> [TO BE DONE]:
Reproduce the material below, changing every "Description with numbered items" to "Summary with labeled parts" and leaving all other text unchanged.

====== RECORDS TO PROCESS

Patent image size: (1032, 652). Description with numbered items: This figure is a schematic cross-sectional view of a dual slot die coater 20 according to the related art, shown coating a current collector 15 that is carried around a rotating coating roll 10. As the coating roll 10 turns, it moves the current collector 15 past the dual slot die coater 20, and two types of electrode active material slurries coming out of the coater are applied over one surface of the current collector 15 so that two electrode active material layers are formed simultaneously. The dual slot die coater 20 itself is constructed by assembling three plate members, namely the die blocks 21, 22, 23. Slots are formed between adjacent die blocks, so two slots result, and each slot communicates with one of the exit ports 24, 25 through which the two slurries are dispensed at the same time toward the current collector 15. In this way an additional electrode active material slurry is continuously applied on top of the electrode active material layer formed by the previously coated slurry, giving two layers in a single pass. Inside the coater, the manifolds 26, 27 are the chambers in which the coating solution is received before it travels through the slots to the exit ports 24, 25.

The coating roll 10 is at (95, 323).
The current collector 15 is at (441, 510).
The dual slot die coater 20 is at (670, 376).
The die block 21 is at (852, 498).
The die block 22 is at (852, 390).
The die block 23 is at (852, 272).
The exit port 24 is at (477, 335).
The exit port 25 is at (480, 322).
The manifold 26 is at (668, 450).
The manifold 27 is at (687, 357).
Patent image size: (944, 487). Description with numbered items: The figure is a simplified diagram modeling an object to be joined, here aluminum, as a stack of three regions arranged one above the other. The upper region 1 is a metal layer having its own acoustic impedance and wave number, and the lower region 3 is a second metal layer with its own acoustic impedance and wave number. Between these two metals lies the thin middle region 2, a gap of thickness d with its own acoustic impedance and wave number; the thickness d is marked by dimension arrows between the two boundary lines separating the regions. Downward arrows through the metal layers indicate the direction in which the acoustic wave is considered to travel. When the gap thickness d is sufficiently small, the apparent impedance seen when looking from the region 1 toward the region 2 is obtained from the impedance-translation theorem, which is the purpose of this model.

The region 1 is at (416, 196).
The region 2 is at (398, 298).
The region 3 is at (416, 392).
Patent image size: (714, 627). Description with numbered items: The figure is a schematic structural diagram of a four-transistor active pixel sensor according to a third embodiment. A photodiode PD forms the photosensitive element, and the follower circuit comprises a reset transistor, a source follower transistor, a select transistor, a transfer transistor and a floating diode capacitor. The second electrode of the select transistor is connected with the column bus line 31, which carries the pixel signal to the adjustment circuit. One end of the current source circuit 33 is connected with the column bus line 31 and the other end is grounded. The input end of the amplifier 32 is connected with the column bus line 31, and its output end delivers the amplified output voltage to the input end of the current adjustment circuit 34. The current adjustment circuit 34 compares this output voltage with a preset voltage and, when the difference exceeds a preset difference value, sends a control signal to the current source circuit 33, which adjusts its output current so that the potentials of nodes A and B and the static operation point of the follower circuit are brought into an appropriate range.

============

> [ANSWER]:
Patent image size: (1032, 652). Summary with labeled parts: This figure is a schematic cross-sectional view of a dual slot die coater 20 according to the related art, shown coating a current collector 15 that is carried around a rotating coating roll 10. As the coating roll 10 turns, it moves the current collector 15 past the dual slot die coater 20, and two types of electrode active material slurries coming out of the coater are applied over one surface of the current collector 15 so that two electrode active material layers are formed simultaneously. The dual slot die coater 20 itself is constructed by assembling three plate members, namely the die blocks 21, 22, 23. Slots are formed between adjacent die blocks, so two slots result, and each slot communicates with one of the exit ports 24, 25 through which the two slurries are dispensed at the same time toward the current collector 15. In this way an additional electrode active material slurry is continuously applied on top of the electrode active material layer formed by the previously coated slurry, giving two layers in a single pass. Inside the coater, the manifolds 26, 27 are the chambers in which the coating solution is received before it travels through the slots to the exit ports 24, 25.

The coating roll 10 is at (95, 323).
The current collector 15 is at (441, 510).
The dual slot die coater 20 is at (670, 376).
The die block 21 is at (852, 498).
The die block 22 is at (852, 390).
The die block 23 is at (852, 272).
The exit port 24 is at (477, 335).
The exit port 25 is at (480, 322).
The manifold 26 is at (668, 450).
The manifold 27 is at (687, 357).
Patent image size: (944, 487). Summary with labeled parts: The figure is a simplified diagram modeling an object to be joined, here aluminum, as a stack of three regions arranged one above the other. The upper region 1 is a metal layer having its own acoustic impedance and wave number, and the lower region 3 is a second metal layer with its own acoustic impedance and wave number. Between these two metals lies the thin middle region 2, a gap of thickness d with its own acoustic impedance and wave number; the thickness d is marked by dimension arrows between the two boundary lines separating the regions. Downward arrows through the metal layers indicate the direction in which the acoustic wave is considered to travel. When the gap thickness d is sufficiently small, the apparent impedance seen when looking from the region 1 toward the region 2 is obtained from the impedance-translation theorem, which is the purpose of this model.

The region 1 is at (416, 196).
The region 2 is at (398, 298).
The region 3 is at (416, 392).
Patent image size: (714, 627). Summary with labeled parts: The figure is a schematic structural diagram of a four-transistor active pixel sensor according to a third embodiment. A photodiode PD forms the photosensitive element, and the follower circuit comprises a reset transistor, a source follower transistor, a select transistor, a transfer transistor and a floating diode capacitor. The second electrode of the select transistor is connected with the column bus line 31, which carries the pixel signal to the adjustment circuit. One end of the current source circuit 33 is connected with the column bus line 31 and the other end is grounded. The input end of the amplifier 32 is connected with the column bus line 31, and its output end delivers the amplified output voltage to the input end of the current adjustment circuit 34. The current adjustment circuit 34 compares this output voltage with a preset voltage and, when the difference exceeds a preset difference value, sends a control signal to the current source circuit 33, which adjusts its output current so that the potentials of nodes A and B and the static operation point of the follower circuit are brought into an appropriate range.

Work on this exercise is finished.